## YOUR GOAL
Count every line where "label" shows up, and give that number only.

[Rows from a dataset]
--- Start ---
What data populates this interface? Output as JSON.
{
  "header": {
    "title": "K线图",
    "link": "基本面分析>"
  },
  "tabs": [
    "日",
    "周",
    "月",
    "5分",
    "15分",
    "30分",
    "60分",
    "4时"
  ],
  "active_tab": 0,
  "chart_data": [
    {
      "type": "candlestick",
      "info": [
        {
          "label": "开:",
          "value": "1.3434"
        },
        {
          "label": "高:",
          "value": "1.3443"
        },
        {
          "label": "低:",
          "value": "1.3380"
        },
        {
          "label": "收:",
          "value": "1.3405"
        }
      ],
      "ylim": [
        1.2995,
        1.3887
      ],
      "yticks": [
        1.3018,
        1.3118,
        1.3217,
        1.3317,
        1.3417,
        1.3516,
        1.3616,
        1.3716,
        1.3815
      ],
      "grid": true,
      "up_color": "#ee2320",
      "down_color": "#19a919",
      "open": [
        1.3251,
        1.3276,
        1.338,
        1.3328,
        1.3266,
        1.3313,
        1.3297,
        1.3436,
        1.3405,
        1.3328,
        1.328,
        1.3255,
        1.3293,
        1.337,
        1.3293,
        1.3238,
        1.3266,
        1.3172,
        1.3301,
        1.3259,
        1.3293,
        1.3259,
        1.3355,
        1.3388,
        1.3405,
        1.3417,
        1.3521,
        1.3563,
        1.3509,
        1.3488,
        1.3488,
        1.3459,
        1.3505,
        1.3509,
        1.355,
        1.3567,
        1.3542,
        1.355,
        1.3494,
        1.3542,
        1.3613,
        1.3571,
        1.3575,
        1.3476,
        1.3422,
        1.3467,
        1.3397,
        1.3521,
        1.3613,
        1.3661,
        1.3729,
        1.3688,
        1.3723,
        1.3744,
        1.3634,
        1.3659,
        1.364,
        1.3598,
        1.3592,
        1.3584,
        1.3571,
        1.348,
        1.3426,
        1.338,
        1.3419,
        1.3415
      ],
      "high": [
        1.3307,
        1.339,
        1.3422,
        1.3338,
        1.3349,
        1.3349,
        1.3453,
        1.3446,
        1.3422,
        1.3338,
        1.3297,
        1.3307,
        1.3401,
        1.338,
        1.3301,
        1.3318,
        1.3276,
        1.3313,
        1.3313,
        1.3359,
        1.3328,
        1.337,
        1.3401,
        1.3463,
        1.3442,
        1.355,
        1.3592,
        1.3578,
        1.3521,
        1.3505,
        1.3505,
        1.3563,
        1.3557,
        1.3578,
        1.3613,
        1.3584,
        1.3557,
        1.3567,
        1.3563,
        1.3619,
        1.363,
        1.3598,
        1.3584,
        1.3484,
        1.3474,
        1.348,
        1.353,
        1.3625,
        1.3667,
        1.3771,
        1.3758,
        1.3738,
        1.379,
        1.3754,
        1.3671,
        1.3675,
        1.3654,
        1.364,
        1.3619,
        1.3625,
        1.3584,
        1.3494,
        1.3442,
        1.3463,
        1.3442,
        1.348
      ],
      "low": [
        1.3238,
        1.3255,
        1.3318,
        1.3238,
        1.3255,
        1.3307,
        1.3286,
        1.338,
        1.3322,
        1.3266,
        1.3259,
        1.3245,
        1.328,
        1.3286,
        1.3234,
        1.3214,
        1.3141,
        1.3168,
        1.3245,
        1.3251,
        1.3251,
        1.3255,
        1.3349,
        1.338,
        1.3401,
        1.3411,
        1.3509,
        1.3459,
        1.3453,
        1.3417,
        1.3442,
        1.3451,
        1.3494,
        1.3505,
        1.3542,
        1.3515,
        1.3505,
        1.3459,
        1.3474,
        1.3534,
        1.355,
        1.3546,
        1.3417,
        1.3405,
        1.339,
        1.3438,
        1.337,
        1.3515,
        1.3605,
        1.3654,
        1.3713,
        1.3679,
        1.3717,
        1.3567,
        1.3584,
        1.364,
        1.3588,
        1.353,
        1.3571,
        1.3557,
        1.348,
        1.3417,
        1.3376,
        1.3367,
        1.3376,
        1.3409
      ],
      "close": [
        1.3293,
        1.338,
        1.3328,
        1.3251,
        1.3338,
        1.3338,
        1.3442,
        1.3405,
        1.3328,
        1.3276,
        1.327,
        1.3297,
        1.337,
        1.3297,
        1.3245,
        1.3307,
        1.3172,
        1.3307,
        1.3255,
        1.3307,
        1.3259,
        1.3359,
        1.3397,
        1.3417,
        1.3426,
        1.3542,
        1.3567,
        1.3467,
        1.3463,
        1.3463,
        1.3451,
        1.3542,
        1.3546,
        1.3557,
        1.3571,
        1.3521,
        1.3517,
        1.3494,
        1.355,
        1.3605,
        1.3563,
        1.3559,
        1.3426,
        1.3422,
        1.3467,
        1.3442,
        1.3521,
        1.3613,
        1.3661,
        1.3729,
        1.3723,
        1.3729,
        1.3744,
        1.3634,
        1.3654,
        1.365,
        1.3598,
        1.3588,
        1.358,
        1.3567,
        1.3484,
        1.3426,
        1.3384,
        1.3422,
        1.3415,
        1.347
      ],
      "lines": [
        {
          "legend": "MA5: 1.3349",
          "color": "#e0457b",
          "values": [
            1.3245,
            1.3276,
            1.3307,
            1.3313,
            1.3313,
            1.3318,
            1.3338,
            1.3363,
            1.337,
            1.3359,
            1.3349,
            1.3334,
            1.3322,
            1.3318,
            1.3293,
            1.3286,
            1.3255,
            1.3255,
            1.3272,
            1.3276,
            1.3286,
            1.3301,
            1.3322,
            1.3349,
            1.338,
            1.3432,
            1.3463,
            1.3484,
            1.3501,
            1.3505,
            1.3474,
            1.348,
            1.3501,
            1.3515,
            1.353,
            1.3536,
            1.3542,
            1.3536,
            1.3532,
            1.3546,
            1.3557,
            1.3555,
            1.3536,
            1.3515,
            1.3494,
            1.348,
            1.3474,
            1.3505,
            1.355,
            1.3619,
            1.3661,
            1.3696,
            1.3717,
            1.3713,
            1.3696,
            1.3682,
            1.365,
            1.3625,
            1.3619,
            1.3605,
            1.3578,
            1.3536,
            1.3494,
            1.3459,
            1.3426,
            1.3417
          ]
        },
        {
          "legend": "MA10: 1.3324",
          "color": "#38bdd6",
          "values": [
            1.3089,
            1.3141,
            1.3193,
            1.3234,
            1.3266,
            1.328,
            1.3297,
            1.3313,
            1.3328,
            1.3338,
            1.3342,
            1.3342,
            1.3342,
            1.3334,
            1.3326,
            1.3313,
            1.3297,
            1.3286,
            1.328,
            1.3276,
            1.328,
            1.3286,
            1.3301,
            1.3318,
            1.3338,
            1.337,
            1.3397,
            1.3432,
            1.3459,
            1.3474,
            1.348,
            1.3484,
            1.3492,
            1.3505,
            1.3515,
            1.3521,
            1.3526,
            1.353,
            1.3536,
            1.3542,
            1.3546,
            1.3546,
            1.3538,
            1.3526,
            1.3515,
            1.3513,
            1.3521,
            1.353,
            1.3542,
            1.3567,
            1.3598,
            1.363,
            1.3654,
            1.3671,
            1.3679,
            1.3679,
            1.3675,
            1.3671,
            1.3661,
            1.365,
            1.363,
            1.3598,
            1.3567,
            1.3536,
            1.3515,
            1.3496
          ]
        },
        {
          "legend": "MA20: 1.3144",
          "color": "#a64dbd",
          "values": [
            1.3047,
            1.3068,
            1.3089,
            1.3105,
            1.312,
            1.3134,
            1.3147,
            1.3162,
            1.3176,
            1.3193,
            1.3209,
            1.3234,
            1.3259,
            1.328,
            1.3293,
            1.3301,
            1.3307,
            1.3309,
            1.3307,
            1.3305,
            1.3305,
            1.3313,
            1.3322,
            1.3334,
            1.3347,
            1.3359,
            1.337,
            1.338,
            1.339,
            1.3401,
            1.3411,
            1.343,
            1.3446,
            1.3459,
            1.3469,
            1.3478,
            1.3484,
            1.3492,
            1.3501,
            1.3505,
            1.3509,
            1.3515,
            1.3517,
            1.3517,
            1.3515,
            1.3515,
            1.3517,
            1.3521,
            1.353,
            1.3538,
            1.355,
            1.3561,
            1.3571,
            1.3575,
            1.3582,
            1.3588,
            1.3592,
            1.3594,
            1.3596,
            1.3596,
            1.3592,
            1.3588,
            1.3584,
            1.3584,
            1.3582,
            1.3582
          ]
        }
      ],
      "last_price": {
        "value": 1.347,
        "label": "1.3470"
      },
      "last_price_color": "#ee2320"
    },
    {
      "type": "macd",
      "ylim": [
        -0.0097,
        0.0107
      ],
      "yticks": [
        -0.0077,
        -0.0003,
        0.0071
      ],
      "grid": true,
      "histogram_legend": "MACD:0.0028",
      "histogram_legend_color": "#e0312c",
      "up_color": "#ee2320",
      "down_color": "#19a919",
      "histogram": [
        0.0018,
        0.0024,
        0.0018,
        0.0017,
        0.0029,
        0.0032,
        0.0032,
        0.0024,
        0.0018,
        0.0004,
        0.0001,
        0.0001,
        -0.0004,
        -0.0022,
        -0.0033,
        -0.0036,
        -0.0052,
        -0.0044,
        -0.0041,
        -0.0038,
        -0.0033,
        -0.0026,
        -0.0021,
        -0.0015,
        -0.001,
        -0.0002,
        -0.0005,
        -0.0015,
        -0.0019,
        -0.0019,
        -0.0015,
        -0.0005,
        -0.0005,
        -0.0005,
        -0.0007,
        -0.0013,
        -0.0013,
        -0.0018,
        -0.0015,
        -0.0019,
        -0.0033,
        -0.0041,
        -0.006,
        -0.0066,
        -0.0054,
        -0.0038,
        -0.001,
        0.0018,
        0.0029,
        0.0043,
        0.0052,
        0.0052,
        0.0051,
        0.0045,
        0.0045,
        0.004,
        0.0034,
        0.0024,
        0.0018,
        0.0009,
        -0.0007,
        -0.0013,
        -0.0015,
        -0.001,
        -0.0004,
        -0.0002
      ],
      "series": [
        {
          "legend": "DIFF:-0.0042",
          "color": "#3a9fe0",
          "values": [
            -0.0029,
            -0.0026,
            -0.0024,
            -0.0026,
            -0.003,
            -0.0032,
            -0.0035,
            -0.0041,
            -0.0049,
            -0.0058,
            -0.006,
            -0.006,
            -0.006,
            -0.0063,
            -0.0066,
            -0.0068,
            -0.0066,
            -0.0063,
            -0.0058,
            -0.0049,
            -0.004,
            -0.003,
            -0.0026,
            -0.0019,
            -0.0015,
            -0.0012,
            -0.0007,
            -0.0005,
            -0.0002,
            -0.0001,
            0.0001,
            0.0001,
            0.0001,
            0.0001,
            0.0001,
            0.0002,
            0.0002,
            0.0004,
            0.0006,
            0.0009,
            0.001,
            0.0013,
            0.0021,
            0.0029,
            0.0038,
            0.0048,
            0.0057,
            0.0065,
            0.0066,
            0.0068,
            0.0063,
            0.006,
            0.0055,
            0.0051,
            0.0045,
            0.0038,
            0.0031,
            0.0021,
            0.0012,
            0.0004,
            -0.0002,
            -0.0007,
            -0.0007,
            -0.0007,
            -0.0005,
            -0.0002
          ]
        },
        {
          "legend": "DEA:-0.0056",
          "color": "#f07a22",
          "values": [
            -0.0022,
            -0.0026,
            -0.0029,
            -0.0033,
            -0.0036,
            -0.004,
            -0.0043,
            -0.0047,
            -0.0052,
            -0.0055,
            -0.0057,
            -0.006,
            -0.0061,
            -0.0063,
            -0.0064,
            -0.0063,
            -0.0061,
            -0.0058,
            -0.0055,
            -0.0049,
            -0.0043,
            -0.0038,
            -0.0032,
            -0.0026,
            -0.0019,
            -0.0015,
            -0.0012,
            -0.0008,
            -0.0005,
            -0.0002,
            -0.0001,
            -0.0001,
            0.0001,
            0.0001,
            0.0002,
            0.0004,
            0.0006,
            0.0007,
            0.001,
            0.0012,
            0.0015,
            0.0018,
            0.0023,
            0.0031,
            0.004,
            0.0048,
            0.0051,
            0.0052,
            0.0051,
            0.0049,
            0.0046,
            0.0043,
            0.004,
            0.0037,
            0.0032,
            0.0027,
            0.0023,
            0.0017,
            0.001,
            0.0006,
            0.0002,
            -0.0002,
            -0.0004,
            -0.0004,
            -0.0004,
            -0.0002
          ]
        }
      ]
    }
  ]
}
--- End ---
## WRITTEN REPLY
5